▶ Exercise brief:
Filter the records below and copy every line containing the word "Dewpoint".

Dataset entries on figures:
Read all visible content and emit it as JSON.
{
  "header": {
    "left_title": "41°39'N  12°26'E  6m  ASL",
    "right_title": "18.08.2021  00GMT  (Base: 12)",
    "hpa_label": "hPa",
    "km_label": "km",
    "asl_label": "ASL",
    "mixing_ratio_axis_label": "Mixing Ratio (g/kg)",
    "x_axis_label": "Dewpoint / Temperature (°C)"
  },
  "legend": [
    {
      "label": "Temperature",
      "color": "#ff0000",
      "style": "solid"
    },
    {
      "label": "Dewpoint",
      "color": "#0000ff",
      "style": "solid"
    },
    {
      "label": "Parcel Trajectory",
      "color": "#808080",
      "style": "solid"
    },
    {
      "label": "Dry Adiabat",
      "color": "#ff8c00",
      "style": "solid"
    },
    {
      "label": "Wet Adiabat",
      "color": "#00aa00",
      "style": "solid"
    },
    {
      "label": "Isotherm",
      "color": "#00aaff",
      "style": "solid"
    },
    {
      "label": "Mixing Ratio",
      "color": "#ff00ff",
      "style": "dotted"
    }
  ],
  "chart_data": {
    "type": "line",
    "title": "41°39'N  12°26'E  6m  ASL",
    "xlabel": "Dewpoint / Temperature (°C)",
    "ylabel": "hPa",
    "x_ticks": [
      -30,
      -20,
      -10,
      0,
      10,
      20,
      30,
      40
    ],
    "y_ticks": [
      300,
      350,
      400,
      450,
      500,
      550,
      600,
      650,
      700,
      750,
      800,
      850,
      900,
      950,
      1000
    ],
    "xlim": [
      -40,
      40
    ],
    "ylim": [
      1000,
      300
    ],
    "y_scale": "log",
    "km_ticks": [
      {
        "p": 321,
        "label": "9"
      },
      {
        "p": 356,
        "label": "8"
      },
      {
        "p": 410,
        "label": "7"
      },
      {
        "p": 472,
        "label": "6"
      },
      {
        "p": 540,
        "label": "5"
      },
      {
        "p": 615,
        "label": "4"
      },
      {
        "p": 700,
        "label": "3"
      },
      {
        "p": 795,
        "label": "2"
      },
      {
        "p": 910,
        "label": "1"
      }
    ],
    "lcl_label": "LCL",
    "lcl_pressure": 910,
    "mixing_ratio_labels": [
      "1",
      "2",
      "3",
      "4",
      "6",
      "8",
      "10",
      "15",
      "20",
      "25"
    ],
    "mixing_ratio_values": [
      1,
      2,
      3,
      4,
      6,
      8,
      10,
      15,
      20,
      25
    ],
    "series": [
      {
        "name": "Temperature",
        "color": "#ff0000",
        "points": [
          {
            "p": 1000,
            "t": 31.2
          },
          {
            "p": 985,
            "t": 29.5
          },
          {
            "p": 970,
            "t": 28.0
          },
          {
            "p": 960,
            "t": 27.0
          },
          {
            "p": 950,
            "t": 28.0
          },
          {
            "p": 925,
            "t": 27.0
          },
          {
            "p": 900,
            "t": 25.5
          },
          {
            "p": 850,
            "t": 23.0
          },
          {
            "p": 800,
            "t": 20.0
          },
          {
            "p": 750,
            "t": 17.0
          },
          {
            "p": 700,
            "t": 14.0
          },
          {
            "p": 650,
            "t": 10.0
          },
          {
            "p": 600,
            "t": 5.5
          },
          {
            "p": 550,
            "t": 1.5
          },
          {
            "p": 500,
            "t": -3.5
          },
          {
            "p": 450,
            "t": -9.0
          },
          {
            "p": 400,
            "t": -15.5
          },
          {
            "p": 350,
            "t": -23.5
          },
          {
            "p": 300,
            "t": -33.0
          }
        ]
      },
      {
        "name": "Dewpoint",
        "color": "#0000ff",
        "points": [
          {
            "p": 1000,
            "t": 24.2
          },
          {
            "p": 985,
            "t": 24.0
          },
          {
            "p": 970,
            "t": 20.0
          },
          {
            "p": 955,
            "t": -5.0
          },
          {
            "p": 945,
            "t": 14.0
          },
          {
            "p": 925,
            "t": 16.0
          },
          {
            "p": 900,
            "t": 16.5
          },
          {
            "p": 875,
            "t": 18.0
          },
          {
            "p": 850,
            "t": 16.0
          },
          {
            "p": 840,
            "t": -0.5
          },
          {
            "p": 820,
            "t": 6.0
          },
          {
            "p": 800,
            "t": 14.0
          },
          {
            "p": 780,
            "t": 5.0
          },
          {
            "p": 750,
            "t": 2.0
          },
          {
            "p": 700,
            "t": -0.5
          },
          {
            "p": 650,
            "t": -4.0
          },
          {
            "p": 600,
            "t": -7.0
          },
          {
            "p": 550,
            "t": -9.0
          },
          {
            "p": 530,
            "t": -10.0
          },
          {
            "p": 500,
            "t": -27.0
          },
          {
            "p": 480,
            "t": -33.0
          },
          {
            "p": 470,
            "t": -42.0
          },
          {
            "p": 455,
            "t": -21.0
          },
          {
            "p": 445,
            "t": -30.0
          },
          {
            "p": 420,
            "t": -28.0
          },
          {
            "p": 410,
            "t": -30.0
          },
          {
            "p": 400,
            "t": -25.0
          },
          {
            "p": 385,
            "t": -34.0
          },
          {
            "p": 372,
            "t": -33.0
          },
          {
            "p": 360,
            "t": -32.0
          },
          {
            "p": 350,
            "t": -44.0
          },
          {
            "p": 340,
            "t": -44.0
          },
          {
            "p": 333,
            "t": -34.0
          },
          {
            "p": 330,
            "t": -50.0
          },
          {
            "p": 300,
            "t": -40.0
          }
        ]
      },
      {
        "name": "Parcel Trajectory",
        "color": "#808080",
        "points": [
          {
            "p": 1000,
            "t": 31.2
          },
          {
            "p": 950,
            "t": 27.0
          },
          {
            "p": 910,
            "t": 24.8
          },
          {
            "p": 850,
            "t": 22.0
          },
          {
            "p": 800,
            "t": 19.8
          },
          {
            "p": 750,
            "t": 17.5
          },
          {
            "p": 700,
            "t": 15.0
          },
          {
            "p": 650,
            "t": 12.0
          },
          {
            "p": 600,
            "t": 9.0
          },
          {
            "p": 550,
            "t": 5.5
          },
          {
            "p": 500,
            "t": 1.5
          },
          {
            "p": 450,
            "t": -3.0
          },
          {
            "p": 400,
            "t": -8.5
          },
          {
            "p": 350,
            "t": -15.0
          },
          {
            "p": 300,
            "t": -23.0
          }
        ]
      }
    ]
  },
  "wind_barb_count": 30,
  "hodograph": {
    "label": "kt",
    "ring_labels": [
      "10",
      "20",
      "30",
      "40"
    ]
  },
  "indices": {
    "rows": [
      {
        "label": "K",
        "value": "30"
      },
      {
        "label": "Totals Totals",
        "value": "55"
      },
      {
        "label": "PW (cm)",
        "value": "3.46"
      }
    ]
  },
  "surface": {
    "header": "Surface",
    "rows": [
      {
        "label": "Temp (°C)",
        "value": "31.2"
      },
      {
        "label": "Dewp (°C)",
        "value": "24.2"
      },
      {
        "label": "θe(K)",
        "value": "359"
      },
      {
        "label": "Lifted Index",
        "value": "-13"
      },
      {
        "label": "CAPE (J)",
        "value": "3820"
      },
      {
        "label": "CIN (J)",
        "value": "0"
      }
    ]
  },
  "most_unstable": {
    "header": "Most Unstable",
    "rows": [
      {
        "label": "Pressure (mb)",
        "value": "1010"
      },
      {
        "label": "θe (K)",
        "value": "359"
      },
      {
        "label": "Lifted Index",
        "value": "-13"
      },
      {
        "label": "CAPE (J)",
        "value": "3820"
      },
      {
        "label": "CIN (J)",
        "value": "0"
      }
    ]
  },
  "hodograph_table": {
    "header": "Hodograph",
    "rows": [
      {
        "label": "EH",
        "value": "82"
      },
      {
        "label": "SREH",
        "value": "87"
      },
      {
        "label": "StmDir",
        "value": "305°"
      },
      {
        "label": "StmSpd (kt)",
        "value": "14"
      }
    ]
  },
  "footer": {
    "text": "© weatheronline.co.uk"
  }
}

▶ Exercise answer:
    "x_axis_label": "Dewpoint / Temperature (°C)"
      "label": "Dewpoint",
    "xlabel": "Dewpoint / Temperature (°C)",
        "name": "Dewpoint",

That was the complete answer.